Source records:
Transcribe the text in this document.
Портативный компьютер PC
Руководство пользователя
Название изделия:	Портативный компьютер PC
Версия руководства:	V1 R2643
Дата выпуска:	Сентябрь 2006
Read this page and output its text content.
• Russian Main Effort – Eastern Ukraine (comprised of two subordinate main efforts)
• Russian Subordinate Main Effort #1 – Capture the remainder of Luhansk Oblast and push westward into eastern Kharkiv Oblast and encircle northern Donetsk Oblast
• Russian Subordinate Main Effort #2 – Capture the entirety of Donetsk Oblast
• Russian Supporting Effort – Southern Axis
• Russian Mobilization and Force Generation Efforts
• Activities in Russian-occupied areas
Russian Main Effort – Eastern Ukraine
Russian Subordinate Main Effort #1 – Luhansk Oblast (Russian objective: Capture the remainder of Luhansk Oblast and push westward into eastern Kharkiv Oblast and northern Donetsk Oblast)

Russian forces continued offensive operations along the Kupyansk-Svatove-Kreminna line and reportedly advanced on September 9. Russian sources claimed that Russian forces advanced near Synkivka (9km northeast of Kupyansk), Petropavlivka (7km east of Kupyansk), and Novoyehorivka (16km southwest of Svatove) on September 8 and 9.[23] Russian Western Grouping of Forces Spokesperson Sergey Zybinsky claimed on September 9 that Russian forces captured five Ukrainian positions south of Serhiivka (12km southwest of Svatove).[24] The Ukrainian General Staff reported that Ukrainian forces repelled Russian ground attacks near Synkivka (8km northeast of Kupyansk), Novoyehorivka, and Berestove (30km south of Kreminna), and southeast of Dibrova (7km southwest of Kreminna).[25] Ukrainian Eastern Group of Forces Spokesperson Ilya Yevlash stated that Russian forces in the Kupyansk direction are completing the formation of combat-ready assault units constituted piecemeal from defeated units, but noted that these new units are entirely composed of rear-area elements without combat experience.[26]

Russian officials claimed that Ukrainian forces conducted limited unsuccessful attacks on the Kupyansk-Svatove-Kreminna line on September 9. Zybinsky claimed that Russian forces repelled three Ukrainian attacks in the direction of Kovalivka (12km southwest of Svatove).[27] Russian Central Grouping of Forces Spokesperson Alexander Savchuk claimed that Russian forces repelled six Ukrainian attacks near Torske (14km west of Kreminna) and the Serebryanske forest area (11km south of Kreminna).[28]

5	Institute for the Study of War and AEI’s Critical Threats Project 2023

* Set task
Filter the entries above down to the lines containing the word "push".

* Correct answer
• Russian Subordinate Main Effort #1 – Capture the remainder of Luhansk Oblast and push westward into eastern Kharkiv Oblast and encircle northern Donetsk Oblast
Russian Subordinate Main Effort #1 – Luhansk Oblast (Russian objective: Capture the remainder of Luhansk Oblast and push westward into eastern Kharkiv Oblast and northern Donetsk Oblast)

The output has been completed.